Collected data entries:
[Begin]
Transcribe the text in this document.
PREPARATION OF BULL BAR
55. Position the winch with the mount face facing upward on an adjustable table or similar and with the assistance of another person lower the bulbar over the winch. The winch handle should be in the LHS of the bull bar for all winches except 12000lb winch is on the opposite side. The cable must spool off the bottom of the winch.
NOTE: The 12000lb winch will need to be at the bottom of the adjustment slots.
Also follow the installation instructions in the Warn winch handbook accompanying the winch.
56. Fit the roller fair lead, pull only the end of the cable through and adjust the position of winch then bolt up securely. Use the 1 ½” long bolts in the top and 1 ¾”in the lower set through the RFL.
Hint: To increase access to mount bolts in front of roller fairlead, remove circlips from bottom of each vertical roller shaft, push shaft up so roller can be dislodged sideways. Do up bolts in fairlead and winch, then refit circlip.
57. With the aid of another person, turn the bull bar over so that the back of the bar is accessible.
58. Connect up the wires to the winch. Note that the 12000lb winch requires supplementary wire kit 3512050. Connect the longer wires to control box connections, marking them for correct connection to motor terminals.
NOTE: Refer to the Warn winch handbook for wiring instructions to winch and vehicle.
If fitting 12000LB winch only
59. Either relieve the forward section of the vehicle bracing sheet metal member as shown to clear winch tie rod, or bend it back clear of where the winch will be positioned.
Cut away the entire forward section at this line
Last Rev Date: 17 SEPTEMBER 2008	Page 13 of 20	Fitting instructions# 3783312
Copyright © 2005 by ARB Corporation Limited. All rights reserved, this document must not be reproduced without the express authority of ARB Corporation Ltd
[End]
● **Work required**:
Retype every record above exactly as written.

● **Response for this exercise**:
Transcribe the text in this document.
PREPARATION OF BULL BAR
55. Position the winch with the mount face facing upward on an adjustable table or similar and with the assistance of another person lower the bulbar over the winch. The winch handle should be in the LHS of the bull bar for all winches except 12000lb winch is on the opposite side. The cable must spool off the bottom of the winch.
NOTE: The 12000lb winch will need to be at the bottom of the adjustment slots.
Also follow the installation instructions in the Warn winch handbook accompanying the winch.
56. Fit the roller fair lead, pull only the end of the cable through and adjust the position of winch then bolt up securely. Use the 1 ½” long bolts in the top and 1 ¾”in the lower set through the RFL.
Hint: To increase access to mount bolts in front of roller fairlead, remove circlips from bottom of each vertical roller shaft, push shaft up so roller can be dislodged sideways. Do up bolts in fairlead and winch, then refit circlip.
57. With the aid of another person, turn the bull bar over so that the back of the bar is accessible.
58. Connect up the wires to the winch. Note that the 12000lb winch requires supplementary wire kit 3512050. Connect the longer wires to control box connections, marking them for correct connection to motor terminals.
NOTE: Refer to the Warn winch handbook for wiring instructions to winch and vehicle.
If fitting 12000LB winch only
59. Either relieve the forward section of the vehicle bracing sheet metal member as shown to clear winch tie rod, or bend it back clear of where the winch will be positioned.
Cut away the entire forward section at this line
Last Rev Date: 17 SEPTEMBER 2008	Page 13 of 20	Fitting instructions# 3783312
Copyright © 2005 by ARB Corporation Limited. All rights reserved, this document must not be reproduced without the express authority of ARB Corporation Ltd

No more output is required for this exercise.